═════ EXERCISE DATA

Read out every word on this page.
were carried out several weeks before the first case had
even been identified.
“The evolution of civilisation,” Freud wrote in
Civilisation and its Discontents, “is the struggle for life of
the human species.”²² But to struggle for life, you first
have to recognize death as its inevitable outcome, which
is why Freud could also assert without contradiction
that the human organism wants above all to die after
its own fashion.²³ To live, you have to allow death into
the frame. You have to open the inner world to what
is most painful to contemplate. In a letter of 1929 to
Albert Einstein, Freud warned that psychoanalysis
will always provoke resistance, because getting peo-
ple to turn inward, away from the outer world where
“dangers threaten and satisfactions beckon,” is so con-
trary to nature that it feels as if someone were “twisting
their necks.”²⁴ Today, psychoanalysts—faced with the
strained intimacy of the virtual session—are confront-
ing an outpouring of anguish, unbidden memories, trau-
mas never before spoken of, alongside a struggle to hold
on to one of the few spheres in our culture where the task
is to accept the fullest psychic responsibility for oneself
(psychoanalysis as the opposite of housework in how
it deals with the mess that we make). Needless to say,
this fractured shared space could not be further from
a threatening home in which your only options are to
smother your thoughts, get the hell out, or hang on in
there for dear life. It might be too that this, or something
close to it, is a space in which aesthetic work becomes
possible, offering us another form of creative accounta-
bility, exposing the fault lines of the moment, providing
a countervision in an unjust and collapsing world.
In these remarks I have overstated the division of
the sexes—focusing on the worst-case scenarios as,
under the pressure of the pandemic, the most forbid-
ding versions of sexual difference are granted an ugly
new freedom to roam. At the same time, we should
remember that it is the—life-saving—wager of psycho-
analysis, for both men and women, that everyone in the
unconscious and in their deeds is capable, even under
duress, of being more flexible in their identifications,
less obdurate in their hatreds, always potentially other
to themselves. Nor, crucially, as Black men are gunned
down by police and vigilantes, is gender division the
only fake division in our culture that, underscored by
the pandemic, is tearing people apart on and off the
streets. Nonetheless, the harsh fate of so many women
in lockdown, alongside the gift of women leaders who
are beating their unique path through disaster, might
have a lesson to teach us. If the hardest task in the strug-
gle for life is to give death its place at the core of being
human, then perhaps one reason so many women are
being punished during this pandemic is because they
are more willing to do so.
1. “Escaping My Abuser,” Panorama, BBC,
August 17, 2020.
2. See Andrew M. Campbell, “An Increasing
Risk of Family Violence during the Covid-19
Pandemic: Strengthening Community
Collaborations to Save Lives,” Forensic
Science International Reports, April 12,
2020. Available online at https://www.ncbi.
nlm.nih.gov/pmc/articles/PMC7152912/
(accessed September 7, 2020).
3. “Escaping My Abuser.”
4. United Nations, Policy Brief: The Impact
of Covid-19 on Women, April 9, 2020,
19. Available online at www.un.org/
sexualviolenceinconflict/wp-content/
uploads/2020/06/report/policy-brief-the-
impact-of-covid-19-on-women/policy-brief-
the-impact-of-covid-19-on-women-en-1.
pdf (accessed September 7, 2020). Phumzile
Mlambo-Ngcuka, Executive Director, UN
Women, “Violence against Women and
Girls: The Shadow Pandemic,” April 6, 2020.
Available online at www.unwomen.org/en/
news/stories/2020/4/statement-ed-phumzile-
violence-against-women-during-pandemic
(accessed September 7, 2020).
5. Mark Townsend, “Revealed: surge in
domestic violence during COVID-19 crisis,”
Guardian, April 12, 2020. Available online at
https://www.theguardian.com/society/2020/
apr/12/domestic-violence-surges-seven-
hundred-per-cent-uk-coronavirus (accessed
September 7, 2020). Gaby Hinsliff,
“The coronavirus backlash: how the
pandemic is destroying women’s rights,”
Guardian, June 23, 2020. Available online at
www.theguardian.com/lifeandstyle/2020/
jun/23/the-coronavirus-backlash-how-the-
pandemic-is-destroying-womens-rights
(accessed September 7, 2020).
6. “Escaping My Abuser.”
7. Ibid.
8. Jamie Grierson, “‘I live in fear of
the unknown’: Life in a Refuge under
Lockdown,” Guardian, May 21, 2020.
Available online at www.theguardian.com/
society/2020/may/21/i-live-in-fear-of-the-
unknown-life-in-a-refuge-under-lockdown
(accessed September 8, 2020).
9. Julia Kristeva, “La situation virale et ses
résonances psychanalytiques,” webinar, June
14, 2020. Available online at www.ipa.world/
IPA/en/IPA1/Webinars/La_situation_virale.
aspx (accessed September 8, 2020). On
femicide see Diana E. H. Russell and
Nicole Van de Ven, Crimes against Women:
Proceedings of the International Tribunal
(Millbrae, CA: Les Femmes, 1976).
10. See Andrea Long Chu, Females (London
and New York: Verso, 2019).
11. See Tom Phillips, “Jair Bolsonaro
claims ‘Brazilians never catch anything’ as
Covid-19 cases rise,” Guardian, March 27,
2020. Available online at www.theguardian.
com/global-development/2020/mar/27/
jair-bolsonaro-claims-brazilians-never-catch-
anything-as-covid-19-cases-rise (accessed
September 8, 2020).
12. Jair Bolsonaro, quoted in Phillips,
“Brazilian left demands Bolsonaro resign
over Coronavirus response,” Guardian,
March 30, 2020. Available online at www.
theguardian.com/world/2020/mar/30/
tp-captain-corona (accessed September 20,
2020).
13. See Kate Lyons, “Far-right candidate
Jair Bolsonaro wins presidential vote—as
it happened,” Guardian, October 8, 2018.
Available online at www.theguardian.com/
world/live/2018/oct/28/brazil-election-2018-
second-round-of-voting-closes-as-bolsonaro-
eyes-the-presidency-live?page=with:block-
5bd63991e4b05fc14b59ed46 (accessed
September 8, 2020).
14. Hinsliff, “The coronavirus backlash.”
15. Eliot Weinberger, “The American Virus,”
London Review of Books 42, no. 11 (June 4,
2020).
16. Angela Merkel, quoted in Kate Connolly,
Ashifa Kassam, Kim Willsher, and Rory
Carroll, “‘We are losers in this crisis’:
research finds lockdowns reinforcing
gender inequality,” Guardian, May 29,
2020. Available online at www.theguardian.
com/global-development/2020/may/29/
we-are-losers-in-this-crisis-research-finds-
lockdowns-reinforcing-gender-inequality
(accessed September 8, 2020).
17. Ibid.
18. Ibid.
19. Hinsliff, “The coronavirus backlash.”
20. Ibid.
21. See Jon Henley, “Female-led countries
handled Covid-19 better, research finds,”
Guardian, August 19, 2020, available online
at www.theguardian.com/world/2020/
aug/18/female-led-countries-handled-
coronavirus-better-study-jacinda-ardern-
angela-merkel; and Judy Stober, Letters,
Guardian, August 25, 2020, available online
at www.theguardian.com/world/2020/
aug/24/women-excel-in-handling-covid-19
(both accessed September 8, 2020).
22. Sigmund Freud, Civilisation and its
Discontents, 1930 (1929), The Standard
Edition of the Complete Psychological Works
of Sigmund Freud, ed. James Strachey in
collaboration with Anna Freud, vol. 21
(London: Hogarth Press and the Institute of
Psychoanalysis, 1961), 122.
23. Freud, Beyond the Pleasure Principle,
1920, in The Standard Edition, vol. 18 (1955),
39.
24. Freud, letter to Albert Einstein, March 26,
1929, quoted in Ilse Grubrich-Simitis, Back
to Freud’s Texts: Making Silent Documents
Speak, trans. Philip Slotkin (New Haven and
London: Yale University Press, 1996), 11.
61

══════════

EXERCISE DESCRIPTION: Nothing in the records may be altered; restate them word for word.

PROBLEM SOLUTION:
Read out every word on this page.
were carried out several weeks before the first case had
even been identified.
“The evolution of civilisation,” Freud wrote in
Civilisation and its Discontents, “is the struggle for life of
the human species.”²² But to struggle for life, you first
have to recognize death as its inevitable outcome, which
is why Freud could also assert without contradiction
that the human organism wants above all to die after
its own fashion.²³ To live, you have to allow death into
the frame. You have to open the inner world to what
is most painful to contemplate. In a letter of 1929 to
Albert Einstein, Freud warned that psychoanalysis
will always provoke resistance, because getting peo-
ple to turn inward, away from the outer world where
“dangers threaten and satisfactions beckon,” is so con-
trary to nature that it feels as if someone were “twisting
their necks.”²⁴ Today, psychoanalysts—faced with the
strained intimacy of the virtual session—are confront-
ing an outpouring of anguish, unbidden memories, trau-
mas never before spoken of, alongside a struggle to hold
on to one of the few spheres in our culture where the task
is to accept the fullest psychic responsibility for oneself
(psychoanalysis as the opposite of housework in how
it deals with the mess that we make). Needless to say,
this fractured shared space could not be further from
a threatening home in which your only options are to
smother your thoughts, get the hell out, or hang on in
there for dear life. It might be too that this, or something
close to it, is a space in which aesthetic work becomes
possible, offering us another form of creative accounta-
bility, exposing the fault lines of the moment, providing
a countervision in an unjust and collapsing world.
In these remarks I have overstated the division of
the sexes—focusing on the worst-case scenarios as,
under the pressure of the pandemic, the most forbid-
ding versions of sexual difference are granted an ugly
new freedom to roam. At the same time, we should
remember that it is the—life-saving—wager of psycho-
analysis, for both men and women, that everyone in the
unconscious and in their deeds is capable, even under
duress, of being more flexible in their identifications,
less obdurate in their hatreds, always potentially other
to themselves. Nor, crucially, as Black men are gunned
down by police and vigilantes, is gender division the
only fake division in our culture that, underscored by
the pandemic, is tearing people apart on and off the
streets. Nonetheless, the harsh fate of so many women
in lockdown, alongside the gift of women leaders who
are beating their unique path through disaster, might
have a lesson to teach us. If the hardest task in the strug-
gle for life is to give death its place at the core of being
human, then perhaps one reason so many women are
being punished during this pandemic is because they
are more willing to do so.
1. “Escaping My Abuser,” Panorama, BBC,
August 17, 2020.
2. See Andrew M. Campbell, “An Increasing
Risk of Family Violence during the Covid-19
Pandemic: Strengthening Community
Collaborations to Save Lives,” Forensic
Science International Reports, April 12,
2020. Available online at https://www.ncbi.
nlm.nih.gov/pmc/articles/PMC7152912/
(accessed September 7, 2020).
3. “Escaping My Abuser.”
4. United Nations, Policy Brief: The Impact
of Covid-19 on Women, April 9, 2020,
19. Available online at www.un.org/
sexualviolenceinconflict/wp-content/
uploads/2020/06/report/policy-brief-the-
impact-of-covid-19-on-women/policy-brief-
the-impact-of-covid-19-on-women-en-1.
pdf (accessed September 7, 2020). Phumzile
Mlambo-Ngcuka, Executive Director, UN
Women, “Violence against Women and
Girls: The Shadow Pandemic,” April 6, 2020.
Available online at www.unwomen.org/en/
news/stories/2020/4/statement-ed-phumzile-
violence-against-women-during-pandemic
(accessed September 7, 2020).
5. Mark Townsend, “Revealed: surge in
domestic violence during COVID-19 crisis,”
Guardian, April 12, 2020. Available online at
https://www.theguardian.com/society/2020/
apr/12/domestic-violence-surges-seven-
hundred-per-cent-uk-coronavirus (accessed
September 7, 2020). Gaby Hinsliff,
“The coronavirus backlash: how the
pandemic is destroying women’s rights,”
Guardian, June 23, 2020. Available online at
www.theguardian.com/lifeandstyle/2020/
jun/23/the-coronavirus-backlash-how-the-
pandemic-is-destroying-womens-rights
(accessed September 7, 2020).
6. “Escaping My Abuser.”
7. Ibid.
8. Jamie Grierson, “‘I live in fear of
the unknown’: Life in a Refuge under
Lockdown,” Guardian, May 21, 2020.
Available online at www.theguardian.com/
society/2020/may/21/i-live-in-fear-of-the-
unknown-life-in-a-refuge-under-lockdown
(accessed September 8, 2020).
9. Julia Kristeva, “La situation virale et ses
résonances psychanalytiques,” webinar, June
14, 2020. Available online at www.ipa.world/
IPA/en/IPA1/Webinars/La_situation_virale.
aspx (accessed September 8, 2020). On
femicide see Diana E. H. Russell and
Nicole Van de Ven, Crimes against Women:
Proceedings of the International Tribunal
(Millbrae, CA: Les Femmes, 1976).
10. See Andrea Long Chu, Females (London
and New York: Verso, 2019).
11. See Tom Phillips, “Jair Bolsonaro
claims ‘Brazilians never catch anything’ as
Covid-19 cases rise,” Guardian, March 27,
2020. Available online at www.theguardian.
com/global-development/2020/mar/27/
jair-bolsonaro-claims-brazilians-never-catch-
anything-as-covid-19-cases-rise (accessed
September 8, 2020).
12. Jair Bolsonaro, quoted in Phillips,
“Brazilian left demands Bolsonaro resign
over Coronavirus response,” Guardian,
March 30, 2020. Available online at www.
theguardian.com/world/2020/mar/30/
tp-captain-corona (accessed September 20,
2020).
13. See Kate Lyons, “Far-right candidate
Jair Bolsonaro wins presidential vote—as
it happened,” Guardian, October 8, 2018.
Available online at www.theguardian.com/
world/live/2018/oct/28/brazil-election-2018-
second-round-of-voting-closes-as-bolsonaro-
eyes-the-presidency-live?page=with:block-
5bd63991e4b05fc14b59ed46 (accessed
September 8, 2020).
14. Hinsliff, “The coronavirus backlash.”
15. Eliot Weinberger, “The American Virus,”
London Review of Books 42, no. 11 (June 4,
2020).
16. Angela Merkel, quoted in Kate Connolly,
Ashifa Kassam, Kim Willsher, and Rory
Carroll, “‘We are losers in this crisis’:
research finds lockdowns reinforcing
gender inequality,” Guardian, May 29,
2020. Available online at www.theguardian.
com/global-development/2020/may/29/
we-are-losers-in-this-crisis-research-finds-
lockdowns-reinforcing-gender-inequality
(accessed September 8, 2020).
17. Ibid.
18. Ibid.
19. Hinsliff, “The coronavirus backlash.”
20. Ibid.
21. See Jon Henley, “Female-led countries
handled Covid-19 better, research finds,”
Guardian, August 19, 2020, available online
at www.theguardian.com/world/2020/
aug/18/female-led-countries-handled-
coronavirus-better-study-jacinda-ardern-
angela-merkel; and Judy Stober, Letters,
Guardian, August 25, 2020, available online
at www.theguardian.com/world/2020/
aug/24/women-excel-in-handling-covid-19
(both accessed September 8, 2020).
22. Sigmund Freud, Civilisation and its
Discontents, 1930 (1929), The Standard
Edition of the Complete Psychological Works
of Sigmund Freud, ed. James Strachey in
collaboration with Anna Freud, vol. 21
(London: Hogarth Press and the Institute of
Psychoanalysis, 1961), 122.
23. Freud, Beyond the Pleasure Principle,
1920, in The Standard Edition, vol. 18 (1955),
39.
24. Freud, letter to Albert Einstein, March 26,
1929, quoted in Ilse Grubrich-Simitis, Back
to Freud’s Texts: Making Silent Documents
Speak, trans. Philip Slotkin (New Haven and
London: Yale University Press, 1996), 11.
61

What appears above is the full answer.